## What to do
Render every one of the following lines as a Markdown table with the columns "Row" and "Line", numbering the rows in order and omitting any blank lines.

## Data for the task
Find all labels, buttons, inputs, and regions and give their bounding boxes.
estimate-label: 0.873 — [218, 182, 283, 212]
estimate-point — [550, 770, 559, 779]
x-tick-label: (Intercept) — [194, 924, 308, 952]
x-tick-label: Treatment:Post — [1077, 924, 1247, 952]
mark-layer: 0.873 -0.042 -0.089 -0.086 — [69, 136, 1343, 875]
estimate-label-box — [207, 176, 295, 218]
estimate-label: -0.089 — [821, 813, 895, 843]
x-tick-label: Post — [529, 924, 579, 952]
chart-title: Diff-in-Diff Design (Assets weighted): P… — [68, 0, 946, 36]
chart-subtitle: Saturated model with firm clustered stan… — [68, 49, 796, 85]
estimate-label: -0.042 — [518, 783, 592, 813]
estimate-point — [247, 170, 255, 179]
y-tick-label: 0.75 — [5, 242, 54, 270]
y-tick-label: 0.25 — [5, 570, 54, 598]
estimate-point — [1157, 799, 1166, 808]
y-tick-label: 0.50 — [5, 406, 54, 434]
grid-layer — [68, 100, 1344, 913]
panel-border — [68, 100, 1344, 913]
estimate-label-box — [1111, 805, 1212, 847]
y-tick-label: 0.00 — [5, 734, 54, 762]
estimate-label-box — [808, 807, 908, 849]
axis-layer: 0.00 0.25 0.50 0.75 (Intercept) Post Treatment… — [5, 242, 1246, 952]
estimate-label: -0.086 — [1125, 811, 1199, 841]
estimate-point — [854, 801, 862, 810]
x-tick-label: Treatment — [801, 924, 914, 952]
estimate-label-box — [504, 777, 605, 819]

## Complete output
| Row | Line |
|---|---|
| 1 | Find all labels, buttons, inputs, and regions and give their bounding boxes. |
| 2 | estimate-label: 0.873 — [218, 182, 283, 212] |
| 3 | estimate-point — [550, 770, 559, 779] |
| 4 | x-tick-label: (Intercept) — [194, 924, 308, 952] |
| 5 | x-tick-label: Treatment:Post — [1077, 924, 1247, 952] |
| 6 | mark-layer: 0.873 -0.042 -0.089 -0.086 — [69, 136, 1343, 875] |
| 7 | estimate-label-box — [207, 176, 295, 218] |
| 8 | estimate-label: -0.089 — [821, 813, 895, 843] |
| 9 | x-tick-label: Post — [529, 924, 579, 952] |
| 10 | chart-title: Diff-in-Diff Design (Assets weighted): P… — [68, 0, 946, 36] |
| 11 | chart-subtitle: Saturated model with firm clustered stan… — [68, 49, 796, 85] |
| 12 | estimate-label: -0.042 — [518, 783, 592, 813] |
| 13 | estimate-point — [247, 170, 255, 179] |
| 14 | y-tick-label: 0.75 — [5, 242, 54, 270] |
| 15 | y-tick-label: 0.25 — [5, 570, 54, 598] |
| 16 | estimate-point — [1157, 799, 1166, 808] |
| 17 | y-tick-label: 0.50 — [5, 406, 54, 434] |
| 18 | grid-layer — [68, 100, 1344, 913] |
| 19 | panel-border — [68, 100, 1344, 913] |
| 20 | estimate-label-box — [1111, 805, 1212, 847] |
| 21 | y-tick-label: 0.00 — [5, 734, 54, 762] |
| 22 | estimate-label-box — [808, 807, 908, 849] |
| 23 | axis-layer: 0.00 0.25 0.50 0.75 (Intercept) Post Treatment… — [5, 242, 1246, 952] |
| 24 | estimate-label: -0.086 — [1125, 811, 1199, 841] |
| 25 | estimate-point — [854, 801, 862, 810] |
| 26 | x-tick-label: Treatment — [801, 924, 914, 952] |
| 27 | estimate-label-box — [504, 777, 605, 819] |